## The task
Pull out each line of the records holding the string "Deductibles".

[Records from a data source]
=====
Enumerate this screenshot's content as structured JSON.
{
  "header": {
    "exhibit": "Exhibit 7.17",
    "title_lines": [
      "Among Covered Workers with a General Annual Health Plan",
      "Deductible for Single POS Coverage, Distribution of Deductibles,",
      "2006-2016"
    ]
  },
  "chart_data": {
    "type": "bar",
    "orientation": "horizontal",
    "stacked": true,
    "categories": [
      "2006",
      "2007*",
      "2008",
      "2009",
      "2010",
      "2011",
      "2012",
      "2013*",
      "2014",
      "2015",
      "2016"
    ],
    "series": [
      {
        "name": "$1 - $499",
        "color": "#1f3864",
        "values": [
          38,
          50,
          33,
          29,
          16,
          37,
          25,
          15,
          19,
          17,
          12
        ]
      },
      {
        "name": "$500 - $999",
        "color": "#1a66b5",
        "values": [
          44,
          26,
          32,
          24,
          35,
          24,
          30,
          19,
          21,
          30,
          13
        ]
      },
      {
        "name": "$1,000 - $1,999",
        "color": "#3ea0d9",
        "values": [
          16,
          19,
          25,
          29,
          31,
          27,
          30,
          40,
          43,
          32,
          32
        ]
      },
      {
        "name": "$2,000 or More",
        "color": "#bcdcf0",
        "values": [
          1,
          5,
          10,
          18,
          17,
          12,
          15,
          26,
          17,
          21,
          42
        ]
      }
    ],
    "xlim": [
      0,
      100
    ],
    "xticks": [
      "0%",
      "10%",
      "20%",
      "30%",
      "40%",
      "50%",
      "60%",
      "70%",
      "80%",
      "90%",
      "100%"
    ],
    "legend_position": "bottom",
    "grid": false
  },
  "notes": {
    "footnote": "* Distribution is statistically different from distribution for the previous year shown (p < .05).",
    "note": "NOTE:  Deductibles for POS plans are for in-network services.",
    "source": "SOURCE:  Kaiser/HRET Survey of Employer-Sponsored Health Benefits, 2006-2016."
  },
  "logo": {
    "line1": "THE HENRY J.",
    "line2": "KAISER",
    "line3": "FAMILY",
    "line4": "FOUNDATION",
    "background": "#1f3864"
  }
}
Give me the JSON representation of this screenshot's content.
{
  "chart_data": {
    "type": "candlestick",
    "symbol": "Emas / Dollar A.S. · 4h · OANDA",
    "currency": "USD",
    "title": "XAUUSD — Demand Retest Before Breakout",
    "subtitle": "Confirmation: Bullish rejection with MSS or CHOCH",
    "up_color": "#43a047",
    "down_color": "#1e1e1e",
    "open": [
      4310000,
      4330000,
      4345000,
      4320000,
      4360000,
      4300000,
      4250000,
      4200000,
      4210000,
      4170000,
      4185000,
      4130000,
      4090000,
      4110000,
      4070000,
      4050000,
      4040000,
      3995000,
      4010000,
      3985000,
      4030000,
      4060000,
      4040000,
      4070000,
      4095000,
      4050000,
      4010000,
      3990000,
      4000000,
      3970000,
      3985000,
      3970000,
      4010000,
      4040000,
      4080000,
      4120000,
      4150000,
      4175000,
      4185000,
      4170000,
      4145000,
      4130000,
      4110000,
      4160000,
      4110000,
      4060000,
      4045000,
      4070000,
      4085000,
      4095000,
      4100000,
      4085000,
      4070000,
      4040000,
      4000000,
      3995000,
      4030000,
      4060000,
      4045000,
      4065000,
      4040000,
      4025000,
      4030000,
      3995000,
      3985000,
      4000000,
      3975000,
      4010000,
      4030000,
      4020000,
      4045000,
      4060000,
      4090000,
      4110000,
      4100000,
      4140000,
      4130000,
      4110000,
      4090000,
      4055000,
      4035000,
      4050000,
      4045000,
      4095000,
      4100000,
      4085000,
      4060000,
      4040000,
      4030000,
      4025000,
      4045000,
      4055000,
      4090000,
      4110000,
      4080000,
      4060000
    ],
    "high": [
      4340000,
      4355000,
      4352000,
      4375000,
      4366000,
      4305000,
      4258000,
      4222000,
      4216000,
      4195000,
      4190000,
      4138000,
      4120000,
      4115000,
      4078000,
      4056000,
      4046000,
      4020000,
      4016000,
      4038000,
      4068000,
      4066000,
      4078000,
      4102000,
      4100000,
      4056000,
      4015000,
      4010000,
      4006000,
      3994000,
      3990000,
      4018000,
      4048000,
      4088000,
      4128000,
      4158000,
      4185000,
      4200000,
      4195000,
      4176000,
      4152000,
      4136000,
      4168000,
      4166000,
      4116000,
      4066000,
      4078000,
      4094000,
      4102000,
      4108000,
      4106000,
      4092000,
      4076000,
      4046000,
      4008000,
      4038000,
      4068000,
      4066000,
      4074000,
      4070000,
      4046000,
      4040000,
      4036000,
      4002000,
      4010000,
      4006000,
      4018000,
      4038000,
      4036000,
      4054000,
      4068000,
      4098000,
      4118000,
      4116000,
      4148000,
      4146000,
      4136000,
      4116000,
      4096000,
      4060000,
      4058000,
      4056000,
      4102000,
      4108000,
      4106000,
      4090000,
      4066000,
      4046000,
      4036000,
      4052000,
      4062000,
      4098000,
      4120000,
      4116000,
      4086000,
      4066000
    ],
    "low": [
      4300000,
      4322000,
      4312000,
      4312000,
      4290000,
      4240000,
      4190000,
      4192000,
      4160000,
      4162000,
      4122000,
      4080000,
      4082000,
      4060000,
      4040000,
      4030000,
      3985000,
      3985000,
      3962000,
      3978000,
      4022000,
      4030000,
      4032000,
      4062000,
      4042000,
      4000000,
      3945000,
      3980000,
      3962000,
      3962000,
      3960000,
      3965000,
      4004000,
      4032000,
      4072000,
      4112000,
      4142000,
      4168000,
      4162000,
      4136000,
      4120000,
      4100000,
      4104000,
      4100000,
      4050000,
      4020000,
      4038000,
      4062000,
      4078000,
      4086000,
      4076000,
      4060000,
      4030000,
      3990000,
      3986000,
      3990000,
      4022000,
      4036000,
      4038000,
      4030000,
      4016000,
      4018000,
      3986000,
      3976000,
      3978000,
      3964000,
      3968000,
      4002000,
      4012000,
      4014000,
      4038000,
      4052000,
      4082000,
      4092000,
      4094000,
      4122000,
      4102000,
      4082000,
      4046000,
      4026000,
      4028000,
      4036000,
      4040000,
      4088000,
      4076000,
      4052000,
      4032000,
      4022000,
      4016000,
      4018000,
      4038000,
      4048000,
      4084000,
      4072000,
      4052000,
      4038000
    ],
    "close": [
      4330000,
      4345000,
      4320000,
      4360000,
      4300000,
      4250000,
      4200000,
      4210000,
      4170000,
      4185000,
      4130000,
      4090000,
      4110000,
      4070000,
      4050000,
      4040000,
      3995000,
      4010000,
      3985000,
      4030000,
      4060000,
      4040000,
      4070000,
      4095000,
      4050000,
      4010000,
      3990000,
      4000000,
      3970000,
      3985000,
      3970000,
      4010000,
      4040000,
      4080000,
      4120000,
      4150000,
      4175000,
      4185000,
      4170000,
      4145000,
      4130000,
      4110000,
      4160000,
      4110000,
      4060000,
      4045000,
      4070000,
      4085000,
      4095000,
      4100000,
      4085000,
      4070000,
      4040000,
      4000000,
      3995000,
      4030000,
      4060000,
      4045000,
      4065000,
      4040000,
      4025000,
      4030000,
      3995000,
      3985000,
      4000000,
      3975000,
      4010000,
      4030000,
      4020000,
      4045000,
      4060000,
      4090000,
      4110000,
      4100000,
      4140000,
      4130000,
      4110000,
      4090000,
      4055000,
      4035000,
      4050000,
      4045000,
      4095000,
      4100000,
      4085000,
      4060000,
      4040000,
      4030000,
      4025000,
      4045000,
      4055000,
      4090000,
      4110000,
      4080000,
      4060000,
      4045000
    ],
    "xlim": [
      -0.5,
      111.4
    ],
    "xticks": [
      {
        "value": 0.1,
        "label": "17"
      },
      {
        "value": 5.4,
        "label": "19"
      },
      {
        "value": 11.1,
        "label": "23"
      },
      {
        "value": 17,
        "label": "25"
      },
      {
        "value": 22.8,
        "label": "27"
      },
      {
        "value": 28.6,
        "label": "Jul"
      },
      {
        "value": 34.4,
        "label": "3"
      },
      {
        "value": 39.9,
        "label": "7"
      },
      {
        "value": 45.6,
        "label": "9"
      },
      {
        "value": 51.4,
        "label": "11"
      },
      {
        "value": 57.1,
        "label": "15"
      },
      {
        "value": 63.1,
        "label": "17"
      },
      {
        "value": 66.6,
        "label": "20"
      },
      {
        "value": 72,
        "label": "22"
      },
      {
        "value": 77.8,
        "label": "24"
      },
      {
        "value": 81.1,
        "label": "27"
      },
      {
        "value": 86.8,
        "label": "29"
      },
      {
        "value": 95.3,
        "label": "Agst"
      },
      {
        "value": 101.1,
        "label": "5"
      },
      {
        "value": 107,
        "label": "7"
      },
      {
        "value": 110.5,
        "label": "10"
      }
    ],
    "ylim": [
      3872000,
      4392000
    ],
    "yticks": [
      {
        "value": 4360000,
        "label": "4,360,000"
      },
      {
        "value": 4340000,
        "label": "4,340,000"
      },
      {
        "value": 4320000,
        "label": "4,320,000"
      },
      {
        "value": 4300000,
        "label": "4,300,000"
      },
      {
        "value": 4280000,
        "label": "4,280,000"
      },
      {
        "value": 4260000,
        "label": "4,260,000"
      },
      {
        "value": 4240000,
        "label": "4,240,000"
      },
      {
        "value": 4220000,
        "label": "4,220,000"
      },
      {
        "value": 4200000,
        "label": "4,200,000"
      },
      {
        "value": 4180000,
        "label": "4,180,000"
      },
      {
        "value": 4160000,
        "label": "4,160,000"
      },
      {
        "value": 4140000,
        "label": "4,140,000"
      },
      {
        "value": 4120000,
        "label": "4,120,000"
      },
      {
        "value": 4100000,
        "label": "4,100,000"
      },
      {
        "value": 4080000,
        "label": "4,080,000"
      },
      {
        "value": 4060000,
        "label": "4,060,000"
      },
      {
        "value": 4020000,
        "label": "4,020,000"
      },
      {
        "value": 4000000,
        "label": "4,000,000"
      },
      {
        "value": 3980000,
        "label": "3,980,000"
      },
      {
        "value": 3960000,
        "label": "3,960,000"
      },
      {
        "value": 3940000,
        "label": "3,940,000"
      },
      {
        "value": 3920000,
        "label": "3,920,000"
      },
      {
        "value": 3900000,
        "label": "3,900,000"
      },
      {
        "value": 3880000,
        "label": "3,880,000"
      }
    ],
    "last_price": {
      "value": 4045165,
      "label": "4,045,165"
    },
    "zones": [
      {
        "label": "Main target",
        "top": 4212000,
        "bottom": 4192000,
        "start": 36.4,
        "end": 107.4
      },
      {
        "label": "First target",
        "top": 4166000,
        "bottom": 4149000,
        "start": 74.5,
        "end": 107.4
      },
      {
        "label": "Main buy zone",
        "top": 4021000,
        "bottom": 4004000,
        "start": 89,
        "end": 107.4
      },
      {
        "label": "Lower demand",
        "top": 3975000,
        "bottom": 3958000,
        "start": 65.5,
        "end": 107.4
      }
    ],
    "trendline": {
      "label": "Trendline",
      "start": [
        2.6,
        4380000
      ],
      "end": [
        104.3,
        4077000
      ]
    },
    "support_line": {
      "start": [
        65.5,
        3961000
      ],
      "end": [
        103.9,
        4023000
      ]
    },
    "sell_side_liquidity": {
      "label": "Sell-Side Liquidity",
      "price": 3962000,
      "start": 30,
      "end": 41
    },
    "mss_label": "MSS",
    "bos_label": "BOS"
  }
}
=====
## Final result
      "Deductible for Single POS Coverage, Distribution of Deductibles,",
    "note": "NOTE:  Deductibles for POS plans are for in-network services.",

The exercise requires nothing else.